DOCUMENT TEXT Start Marker

I finally tracked the insrument down, and the good news/bad news is that it still exists, but not in its entirety as we knew it back then.

It was originally shipped by Wurlitzer to the Granada on October 14, 1926, so it was installed during the theatre’s construction during 1927. In 1970, two years before the thatre was razed, it was purchased by Dave Junchen, a Wurlitzer organ historian, publisher, collector and rebuilder, who moved the organ to his operation in Sherrard, IN. There, the Granada organ was broken into separate components which were used, believe it or not, by Junchen and his group to assemble the largest Wurlitzer theatre organ ever built – 80 separate sets of pipes (the Granada original had 17) and five keyboards (The Granada original console had three, remember?)

The original Granada 3-keyboard console was not used, of course, and it was sold to a Joe Spur of Chicago. I don’t know when that consle passed from Dave Junchen to Joe Spur, nor do I know what Spur did with it, nor whether he or his estate still have it. I’ll stop searching here as to the console.

Installation of the the monster 5-keyboard organ was completed in the private Sanfillipo mansion in Barrington Hills, IL in 1994, and the dedication concert was given on September 25th, 1994, almost 3 years after Junchen’s death. It is still maintained in perfect condition today, and used regularly for performances in the mansion.

So although the intact organ as you and I knew it is gone, it was not destroyed, and many parts of it’s pipes still play on in the company of the components of other organs in Barrington Hills.

Well, that closes a small but long-open chapter in my life, and on balance I can’t say I’m too disappointed at all!

Best wishes, Charlie

CharlesLancelot
CharlesLancelot on July 4, 2008 at 10:23 am

Hi! Thanks for the valuable update! I had just written a LONG response but wasn’t logged in, so it got blown away when I went to submit it. I don’t have the time to re-write it right now, but will over the weekend. Meanwhile, I’ll get to work once again trying to track the instrument down and learn the identity of the mysterious Texan. Please give my best regards to your Dad. I hope to visit his restaurant the next time I am in town (which is pretty often, the last time at my 45th Reunion in June of 2007, but I didn’t know of Cosimo and Suzy’s then!).

crulli
crulli on July 2, 2008 at 3:47 pm

Charlie, the pipe organ you are referring to was not destroyed; an investor from Texas purchased it some years ago. Cosimo is my father and I spoke to him about it today. He didn’t know the gentleman’s name or his location, but just said that he was an “Investor from Texas.” He thought that he might be from Houston. Apparently he purchased it to be installed in his house. He also purchased some stained glass from the State Theatre.

DOCUMENT TEXT End Marker

[TASK A]: According to the comments about the Granada theatre organ, how many sets of pipes did the Granada's original organ have?
[TASK B]: Extend the comments about the Granada theatre organ, picking up right after their final sentence.

EXERCISE DATA Start Marker

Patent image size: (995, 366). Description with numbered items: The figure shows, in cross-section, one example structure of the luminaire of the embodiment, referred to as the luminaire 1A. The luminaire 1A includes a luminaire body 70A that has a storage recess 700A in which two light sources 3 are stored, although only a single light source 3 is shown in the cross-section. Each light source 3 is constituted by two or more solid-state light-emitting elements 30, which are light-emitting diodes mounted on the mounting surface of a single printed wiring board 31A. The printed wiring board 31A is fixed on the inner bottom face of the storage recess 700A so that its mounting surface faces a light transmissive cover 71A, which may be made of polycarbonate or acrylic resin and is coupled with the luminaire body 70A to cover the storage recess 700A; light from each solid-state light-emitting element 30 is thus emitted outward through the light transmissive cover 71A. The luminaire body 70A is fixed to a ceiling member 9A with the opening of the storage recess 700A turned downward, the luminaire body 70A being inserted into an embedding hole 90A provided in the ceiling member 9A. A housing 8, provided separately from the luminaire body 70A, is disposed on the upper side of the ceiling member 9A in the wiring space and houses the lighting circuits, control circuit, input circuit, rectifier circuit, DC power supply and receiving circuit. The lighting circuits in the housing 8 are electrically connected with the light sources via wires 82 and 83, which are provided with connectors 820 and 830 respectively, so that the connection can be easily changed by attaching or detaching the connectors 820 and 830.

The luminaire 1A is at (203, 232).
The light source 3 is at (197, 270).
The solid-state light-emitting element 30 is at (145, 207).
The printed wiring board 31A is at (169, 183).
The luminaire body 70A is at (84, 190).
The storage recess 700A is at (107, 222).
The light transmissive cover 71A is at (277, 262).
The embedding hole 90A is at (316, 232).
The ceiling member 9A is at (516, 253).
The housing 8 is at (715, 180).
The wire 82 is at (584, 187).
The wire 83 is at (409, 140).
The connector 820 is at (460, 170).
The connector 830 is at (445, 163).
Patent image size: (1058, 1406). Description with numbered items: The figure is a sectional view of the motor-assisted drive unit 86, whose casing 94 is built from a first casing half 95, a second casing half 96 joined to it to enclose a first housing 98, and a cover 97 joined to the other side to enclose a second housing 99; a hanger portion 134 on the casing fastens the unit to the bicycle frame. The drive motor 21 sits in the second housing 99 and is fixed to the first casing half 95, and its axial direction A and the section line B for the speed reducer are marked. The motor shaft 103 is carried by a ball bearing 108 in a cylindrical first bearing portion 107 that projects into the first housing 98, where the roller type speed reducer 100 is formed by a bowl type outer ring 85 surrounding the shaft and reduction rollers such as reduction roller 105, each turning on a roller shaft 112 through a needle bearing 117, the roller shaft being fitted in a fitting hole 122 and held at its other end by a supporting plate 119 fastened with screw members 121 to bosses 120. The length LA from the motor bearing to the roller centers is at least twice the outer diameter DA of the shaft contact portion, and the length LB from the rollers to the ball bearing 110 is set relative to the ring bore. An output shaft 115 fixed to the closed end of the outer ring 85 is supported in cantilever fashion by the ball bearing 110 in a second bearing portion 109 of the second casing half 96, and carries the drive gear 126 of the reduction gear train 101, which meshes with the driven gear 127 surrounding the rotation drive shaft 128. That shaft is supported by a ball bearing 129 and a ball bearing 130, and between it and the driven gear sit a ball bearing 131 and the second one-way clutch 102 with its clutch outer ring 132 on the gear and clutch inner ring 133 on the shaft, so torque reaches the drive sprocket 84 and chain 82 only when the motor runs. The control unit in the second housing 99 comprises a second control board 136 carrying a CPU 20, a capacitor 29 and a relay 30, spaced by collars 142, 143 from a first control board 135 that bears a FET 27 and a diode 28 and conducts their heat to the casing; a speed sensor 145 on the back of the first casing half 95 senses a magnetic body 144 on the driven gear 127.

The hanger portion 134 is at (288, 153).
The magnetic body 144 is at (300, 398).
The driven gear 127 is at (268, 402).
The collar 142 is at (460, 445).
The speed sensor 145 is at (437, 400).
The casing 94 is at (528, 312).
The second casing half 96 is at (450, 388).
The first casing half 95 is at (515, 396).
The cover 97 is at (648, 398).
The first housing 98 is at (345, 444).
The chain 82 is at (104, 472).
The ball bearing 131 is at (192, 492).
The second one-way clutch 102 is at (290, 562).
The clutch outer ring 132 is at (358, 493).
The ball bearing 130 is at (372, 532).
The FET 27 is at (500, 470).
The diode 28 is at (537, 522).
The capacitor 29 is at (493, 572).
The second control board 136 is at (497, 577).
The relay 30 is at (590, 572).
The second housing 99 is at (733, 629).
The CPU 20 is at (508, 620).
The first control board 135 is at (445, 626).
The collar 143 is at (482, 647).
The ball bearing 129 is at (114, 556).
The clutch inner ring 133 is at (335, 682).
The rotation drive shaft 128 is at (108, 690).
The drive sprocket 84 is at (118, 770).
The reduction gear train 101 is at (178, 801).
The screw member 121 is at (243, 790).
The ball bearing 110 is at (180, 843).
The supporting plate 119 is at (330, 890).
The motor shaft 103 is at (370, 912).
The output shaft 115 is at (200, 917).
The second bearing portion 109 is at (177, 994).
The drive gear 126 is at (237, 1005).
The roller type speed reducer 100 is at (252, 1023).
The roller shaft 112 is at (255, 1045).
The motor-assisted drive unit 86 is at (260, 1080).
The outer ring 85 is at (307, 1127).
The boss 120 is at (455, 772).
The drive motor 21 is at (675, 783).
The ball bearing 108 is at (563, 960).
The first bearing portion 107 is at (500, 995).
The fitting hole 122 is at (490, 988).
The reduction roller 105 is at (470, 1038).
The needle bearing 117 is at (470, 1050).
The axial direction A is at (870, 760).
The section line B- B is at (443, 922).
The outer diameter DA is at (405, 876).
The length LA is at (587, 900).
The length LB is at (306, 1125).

EXERCISE DATA End Marker

[ANSWER A]: 17

[ANSWER B]:
CharlesLancelot
CharlesLancelot on February 17, 2008 at 7:06 pm

What was the disposition of the 3/17 Wurlitzer pipe organ installed in the theater at its opening? Between 1958 and 1962, I played on that organ every weekend while a student at Notre Dame University. I repaired some failed relay leathers and the old flat leather control circuit generator drive belt from main blower shaft. I last played it during a visit to South Bend in early 1964, 2 years after I had graduated. I understand that no buyers were found for the organ and that it was demolished with the theater. Since I no longer remember exactly when it was built, I cannot find it in random searches of the Wurlitzer opus list for the timeframe of the theater’s opening (1927).

The assistant theater manager at the time was Cosimo Rulli, who was promoted to manager at the Colfax Theater down Michigan Avenue shortly after I graduated. I last saw Cosimo during that 1964 visit, but I understand that he is alive and well, running Cosimo and Suzy’s restaurant in neighboring Mishawaka, IN.

I would love to know what happened to the instrument, and if I find that it was indeed demolished, at last I’ll have some closure on it.

Thanks for any light that you can shed on this. Charlie Lancelot

atmos
atmos on July 6, 2006 at 2:43 am

Opened 16 Feb 1927

kwilson
kwilson on March 25, 2006 at 1:32 pm

Located at 212 N Michigan, directly across from the Morris (Palace), the Granada Theatre was razed in 1972. The entire block in which it was located is now a grassy area with benches for the Morris patrons.